[Records excerpted from a collection]
□ □ □

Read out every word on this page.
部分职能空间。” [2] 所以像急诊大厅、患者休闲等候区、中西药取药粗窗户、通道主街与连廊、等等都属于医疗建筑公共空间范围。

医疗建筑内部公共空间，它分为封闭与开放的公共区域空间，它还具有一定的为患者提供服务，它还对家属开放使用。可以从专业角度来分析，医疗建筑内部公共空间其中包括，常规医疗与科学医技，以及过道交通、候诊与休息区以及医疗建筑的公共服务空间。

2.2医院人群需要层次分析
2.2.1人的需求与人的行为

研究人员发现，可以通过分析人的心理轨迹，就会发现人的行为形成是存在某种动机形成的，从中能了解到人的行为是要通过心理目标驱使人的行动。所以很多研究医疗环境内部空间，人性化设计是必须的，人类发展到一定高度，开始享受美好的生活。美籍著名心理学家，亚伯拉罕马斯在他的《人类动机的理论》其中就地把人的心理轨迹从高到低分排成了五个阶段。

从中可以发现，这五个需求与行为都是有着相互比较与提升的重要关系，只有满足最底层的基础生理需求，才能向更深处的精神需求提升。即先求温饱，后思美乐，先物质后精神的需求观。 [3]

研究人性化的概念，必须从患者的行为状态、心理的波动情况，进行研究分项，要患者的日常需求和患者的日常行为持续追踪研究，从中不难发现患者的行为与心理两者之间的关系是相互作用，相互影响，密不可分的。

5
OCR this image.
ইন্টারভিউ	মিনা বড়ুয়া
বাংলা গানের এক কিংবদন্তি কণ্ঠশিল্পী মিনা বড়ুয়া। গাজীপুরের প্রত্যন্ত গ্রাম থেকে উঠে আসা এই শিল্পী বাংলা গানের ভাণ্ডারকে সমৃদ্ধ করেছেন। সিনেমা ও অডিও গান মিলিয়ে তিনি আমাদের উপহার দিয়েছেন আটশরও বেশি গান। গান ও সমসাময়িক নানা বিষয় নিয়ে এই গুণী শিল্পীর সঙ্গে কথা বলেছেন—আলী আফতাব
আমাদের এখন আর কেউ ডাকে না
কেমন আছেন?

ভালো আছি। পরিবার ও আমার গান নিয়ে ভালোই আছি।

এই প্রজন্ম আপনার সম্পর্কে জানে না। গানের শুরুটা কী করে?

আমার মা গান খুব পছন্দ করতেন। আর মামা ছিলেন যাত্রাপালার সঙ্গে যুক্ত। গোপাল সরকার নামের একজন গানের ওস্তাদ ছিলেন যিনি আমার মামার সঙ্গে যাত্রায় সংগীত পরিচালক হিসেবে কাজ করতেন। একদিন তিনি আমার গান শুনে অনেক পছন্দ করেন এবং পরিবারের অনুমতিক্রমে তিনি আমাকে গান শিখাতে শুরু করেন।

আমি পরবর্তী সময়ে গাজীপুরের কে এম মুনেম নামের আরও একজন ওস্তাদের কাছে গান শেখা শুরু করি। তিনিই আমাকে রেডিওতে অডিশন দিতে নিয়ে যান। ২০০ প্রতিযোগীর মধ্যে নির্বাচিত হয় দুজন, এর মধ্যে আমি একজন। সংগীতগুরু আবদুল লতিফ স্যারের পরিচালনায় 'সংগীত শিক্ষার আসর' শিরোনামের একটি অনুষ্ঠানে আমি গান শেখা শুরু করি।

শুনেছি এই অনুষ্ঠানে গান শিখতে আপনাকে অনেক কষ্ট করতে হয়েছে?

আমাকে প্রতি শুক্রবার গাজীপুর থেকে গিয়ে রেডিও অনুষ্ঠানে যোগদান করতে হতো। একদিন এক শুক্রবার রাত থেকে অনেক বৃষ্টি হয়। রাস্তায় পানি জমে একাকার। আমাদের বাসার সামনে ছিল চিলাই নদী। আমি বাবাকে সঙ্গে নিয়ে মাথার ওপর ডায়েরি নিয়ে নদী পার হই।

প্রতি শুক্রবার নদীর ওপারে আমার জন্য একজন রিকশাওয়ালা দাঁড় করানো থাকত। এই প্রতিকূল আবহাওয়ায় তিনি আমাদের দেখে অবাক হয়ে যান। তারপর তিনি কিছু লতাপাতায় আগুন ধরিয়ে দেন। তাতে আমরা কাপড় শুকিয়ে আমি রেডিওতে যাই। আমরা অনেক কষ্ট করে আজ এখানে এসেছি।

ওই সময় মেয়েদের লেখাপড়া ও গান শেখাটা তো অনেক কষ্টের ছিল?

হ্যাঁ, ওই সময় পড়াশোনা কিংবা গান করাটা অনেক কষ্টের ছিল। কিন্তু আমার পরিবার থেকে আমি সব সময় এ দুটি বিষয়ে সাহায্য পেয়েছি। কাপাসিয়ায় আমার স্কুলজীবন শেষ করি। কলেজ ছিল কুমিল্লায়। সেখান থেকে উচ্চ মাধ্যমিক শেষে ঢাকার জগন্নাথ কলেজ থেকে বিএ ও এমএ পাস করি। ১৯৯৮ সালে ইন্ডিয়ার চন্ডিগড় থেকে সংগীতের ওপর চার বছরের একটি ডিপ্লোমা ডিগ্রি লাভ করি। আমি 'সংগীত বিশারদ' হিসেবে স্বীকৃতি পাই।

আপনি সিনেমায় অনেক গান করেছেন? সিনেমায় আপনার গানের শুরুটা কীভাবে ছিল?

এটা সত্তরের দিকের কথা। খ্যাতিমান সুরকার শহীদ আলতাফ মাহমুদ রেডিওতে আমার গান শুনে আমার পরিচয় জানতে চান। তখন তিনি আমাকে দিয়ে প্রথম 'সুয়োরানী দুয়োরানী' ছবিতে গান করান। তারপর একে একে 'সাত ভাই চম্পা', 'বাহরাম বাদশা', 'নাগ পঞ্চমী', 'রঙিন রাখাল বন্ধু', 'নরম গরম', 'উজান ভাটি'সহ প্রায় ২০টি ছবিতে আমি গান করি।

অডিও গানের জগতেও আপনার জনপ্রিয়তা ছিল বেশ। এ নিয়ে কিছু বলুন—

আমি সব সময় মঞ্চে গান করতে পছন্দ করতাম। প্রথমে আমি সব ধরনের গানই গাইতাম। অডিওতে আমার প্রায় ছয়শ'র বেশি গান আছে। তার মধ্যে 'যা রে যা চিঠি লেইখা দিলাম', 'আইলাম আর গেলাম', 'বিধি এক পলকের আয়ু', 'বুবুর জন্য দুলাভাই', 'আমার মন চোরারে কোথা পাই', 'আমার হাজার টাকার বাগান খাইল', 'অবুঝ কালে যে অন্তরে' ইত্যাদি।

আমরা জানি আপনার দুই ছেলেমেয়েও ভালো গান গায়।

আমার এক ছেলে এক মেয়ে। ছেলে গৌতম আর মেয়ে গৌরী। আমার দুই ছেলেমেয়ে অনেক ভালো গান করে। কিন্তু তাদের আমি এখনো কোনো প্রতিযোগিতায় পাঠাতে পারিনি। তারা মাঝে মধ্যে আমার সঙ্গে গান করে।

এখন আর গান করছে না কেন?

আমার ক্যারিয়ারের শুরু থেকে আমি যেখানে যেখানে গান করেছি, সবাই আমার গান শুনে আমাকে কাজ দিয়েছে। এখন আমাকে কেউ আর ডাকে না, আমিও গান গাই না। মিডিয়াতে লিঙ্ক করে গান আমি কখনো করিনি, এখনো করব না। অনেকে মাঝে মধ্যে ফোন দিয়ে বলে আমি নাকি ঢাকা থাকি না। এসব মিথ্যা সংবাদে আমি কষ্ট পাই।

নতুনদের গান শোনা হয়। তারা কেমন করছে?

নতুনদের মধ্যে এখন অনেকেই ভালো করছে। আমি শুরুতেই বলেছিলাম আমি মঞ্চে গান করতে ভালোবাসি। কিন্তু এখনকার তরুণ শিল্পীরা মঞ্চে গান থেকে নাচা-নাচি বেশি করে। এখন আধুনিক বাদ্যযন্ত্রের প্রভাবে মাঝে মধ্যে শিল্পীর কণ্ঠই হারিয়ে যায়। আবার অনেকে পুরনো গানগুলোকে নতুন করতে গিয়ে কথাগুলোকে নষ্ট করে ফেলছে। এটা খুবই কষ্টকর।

□ □ □

SHORT EXERCISE:
Using the listing above, pull out all lines that hold the word "this".

COMPLETED EXERCISE:
Read out every word on this page.
OCR this image.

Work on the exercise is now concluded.